## Direction:
Find every line in the records that holds the string "this". Copy each one.

***** Dataset records *****

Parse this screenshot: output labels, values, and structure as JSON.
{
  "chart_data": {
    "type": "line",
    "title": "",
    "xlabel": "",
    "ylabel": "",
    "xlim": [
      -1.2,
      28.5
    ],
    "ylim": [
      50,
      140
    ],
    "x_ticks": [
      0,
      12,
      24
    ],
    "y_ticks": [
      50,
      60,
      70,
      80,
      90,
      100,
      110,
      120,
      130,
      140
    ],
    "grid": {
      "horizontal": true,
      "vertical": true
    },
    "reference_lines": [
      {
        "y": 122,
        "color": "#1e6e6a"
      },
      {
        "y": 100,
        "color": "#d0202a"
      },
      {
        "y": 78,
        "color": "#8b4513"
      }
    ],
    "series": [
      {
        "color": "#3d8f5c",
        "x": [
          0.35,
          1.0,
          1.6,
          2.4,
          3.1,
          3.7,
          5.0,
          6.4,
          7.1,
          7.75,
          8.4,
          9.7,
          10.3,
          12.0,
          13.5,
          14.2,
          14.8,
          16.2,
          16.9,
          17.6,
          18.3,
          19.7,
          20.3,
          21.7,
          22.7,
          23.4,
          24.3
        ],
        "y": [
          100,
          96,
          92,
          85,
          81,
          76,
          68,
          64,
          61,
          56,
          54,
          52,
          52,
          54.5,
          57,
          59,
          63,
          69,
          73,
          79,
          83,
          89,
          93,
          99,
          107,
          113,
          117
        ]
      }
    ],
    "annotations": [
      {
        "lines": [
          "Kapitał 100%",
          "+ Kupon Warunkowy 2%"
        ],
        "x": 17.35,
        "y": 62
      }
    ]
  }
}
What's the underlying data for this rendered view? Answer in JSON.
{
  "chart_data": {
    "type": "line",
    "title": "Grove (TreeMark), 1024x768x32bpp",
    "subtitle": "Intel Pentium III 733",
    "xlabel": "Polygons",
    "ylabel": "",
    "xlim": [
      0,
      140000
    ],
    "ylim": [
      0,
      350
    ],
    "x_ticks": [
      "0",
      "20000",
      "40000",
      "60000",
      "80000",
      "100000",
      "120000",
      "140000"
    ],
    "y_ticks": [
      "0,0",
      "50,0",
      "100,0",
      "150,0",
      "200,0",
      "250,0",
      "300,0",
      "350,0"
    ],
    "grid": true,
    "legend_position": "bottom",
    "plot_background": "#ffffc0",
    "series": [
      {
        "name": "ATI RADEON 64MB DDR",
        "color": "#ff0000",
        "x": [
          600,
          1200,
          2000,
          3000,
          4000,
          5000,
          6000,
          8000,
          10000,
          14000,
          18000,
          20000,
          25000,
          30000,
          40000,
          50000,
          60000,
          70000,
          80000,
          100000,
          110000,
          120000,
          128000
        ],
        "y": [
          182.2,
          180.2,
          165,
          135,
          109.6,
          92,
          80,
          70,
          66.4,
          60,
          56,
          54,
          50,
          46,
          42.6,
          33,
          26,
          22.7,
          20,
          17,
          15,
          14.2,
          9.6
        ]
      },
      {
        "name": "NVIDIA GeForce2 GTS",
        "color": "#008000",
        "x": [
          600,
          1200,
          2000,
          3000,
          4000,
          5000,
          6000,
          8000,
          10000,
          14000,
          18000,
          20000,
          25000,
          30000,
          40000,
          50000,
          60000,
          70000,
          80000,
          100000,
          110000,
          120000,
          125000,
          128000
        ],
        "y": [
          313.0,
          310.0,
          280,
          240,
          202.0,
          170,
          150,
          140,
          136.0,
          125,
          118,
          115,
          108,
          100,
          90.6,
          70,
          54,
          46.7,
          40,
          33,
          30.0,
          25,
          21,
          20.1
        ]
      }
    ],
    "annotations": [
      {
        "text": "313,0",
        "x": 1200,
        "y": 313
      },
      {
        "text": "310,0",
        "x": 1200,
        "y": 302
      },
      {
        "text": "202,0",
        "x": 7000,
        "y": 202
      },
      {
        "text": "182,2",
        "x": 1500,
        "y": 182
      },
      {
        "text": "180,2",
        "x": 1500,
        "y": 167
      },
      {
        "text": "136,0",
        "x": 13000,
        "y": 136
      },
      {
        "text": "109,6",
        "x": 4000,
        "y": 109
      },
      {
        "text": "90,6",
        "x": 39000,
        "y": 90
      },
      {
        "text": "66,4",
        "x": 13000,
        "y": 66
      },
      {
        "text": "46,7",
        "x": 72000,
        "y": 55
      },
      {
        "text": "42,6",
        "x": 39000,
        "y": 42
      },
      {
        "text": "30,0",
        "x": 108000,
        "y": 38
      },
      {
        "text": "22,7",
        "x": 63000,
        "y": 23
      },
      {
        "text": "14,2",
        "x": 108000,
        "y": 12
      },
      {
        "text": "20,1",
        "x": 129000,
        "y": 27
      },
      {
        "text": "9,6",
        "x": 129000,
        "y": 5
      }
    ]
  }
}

*****

## Complete output:
Parse this screenshot: output labels, values, and structure as JSON.
What's the underlying data for this rendered view? Answer in JSON.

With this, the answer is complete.